::: READING TEXT :::

Jury retires in Cannon's Creek murder trial

The jury in a Wellington High Court murder trial today retired to consider its verdicts, after defence lawyers described a chaotic battle outside an east Porirua taxi stand in their closing addresses.

The jury retired at 3pm to ponder the fate of Charlie Karaka, 33, who has denied the murder charge after Fitzgerald Risati, known as "Fitz", died from a single stab wound to the heart on the morning of December 8, 2007.

His half-brother Johnathan Poese, 25, originally also faced a murder charge, but was yesterday discharged on that charge by Justice Jill Mallon, who considered he could not reasonably be convicted.

Poese and Karaka are both charged with wounding with reckless disregard for safety after two others were also injured in the Cannon's Creek incident.

The trial is in its third week.

The Crown said Karaka had gone looking for revenge after his Mongrel Mob gang patch was taken from him and that Mr Risati and his friends were innocent victims.

::: DATASET ENTRIES :::

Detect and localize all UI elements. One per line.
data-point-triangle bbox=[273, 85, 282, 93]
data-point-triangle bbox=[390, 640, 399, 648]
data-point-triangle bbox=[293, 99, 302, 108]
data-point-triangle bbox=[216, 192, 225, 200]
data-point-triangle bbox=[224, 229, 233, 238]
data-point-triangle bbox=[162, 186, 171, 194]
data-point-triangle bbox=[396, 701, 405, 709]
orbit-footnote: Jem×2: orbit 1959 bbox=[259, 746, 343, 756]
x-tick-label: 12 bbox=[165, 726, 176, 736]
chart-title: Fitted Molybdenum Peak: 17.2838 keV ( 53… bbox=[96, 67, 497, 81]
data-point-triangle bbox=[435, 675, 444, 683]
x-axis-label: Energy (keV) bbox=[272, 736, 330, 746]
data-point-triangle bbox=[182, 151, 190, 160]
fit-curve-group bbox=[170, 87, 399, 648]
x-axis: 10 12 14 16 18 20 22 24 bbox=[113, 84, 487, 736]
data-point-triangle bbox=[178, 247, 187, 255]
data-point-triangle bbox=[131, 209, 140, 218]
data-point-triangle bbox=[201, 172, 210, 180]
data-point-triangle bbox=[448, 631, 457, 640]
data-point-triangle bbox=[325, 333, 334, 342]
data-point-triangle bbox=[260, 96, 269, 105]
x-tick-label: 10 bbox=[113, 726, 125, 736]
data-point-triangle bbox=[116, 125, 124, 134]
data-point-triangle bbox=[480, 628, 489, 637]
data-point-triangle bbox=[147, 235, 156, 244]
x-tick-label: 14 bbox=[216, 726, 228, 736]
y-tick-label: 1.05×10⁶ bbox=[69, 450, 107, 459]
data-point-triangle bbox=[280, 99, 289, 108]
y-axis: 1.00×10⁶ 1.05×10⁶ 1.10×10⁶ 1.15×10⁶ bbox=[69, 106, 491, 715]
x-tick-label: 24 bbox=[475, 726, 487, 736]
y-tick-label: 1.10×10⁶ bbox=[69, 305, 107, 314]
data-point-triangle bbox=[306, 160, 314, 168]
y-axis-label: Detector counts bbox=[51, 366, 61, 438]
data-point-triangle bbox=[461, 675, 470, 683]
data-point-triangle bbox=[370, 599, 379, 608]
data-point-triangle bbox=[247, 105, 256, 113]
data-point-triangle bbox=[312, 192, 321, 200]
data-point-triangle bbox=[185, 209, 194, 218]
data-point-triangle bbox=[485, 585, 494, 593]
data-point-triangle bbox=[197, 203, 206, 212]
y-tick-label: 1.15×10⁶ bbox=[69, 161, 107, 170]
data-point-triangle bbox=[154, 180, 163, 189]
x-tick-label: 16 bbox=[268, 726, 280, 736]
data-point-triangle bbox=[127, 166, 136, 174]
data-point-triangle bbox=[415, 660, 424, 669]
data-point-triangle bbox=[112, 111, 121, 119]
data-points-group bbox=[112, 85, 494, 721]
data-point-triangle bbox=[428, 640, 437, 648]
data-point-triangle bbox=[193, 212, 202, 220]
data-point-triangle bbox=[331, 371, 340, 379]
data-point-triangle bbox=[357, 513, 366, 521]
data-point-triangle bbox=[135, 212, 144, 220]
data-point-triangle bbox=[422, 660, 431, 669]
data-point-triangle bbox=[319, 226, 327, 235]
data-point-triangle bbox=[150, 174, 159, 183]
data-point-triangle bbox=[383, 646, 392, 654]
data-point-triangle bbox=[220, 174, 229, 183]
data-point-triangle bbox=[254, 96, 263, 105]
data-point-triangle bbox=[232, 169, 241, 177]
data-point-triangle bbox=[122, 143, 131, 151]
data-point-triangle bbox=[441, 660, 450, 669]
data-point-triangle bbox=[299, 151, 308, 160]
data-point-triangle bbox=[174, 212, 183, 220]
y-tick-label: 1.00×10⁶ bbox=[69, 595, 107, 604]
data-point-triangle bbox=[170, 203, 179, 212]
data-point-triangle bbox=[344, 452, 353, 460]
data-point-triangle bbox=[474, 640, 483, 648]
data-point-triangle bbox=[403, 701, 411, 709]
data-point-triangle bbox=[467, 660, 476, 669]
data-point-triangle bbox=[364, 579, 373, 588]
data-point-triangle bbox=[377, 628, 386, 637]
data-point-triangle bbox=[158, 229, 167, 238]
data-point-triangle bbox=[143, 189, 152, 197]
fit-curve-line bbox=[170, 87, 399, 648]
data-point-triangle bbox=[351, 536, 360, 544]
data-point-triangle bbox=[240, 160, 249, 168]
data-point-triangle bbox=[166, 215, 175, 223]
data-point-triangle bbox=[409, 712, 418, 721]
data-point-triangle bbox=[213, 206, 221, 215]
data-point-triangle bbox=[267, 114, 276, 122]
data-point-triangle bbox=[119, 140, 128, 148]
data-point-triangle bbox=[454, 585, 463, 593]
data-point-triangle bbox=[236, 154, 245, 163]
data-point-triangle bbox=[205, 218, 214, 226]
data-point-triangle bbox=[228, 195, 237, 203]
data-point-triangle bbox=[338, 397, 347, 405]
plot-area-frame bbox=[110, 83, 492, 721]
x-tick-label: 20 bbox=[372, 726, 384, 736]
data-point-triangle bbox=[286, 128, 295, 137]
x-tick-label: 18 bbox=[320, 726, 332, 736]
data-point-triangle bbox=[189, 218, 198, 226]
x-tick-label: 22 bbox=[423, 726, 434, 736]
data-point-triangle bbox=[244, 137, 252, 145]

:::

**DIRECTIONS:** Please pick up the news report on the Cannon's Creek murder trial where it stops and keep writing it. These rows were drawn from a separate source.

**ANSWER TO THIS TASK:**
Representing Karaka, lawyer Paul Surridge said his client used the knife only for self defence and the slain man may even have accidentally deflected it into his own chest during the melee.

"He (Karaka) did not have murderous intent at the time.

"Remember this is not a fight that took place according to the Queensberry rules. It was not one-on-one, it was a hard out sustained attack by a number of people."

The chaotic nature of the clash was further described by Poese's lawyer Val Nisbett, who questioned Poese's use of a meat cleaver on Risati Risati - the dead man's brother.

Mr Nisbett brought the jury's attention to eyewitness reports of clubs, baseball bats, crowbars as well as another, also bloodstained, knife.

"Johnathan's mistake was caring about his brother. Johnathan's mistake was waking up and getting into his car," he said.

Justice Jill Mallon, in her summary of the case, advised the jury to disregard Karaka's previous prison time and his gang affiliation.

She instead told the jury to question whether it was "reasonable to take this kind of weapon into this kind of fight".

They should also consider his going to exact revenge and retribution after losing his patch and a good deal of face to the "Crips" gang members earlier that night.

They needed to decide whether Karaka had "flailed out defensively" or whether he intended to stab Mr Risati.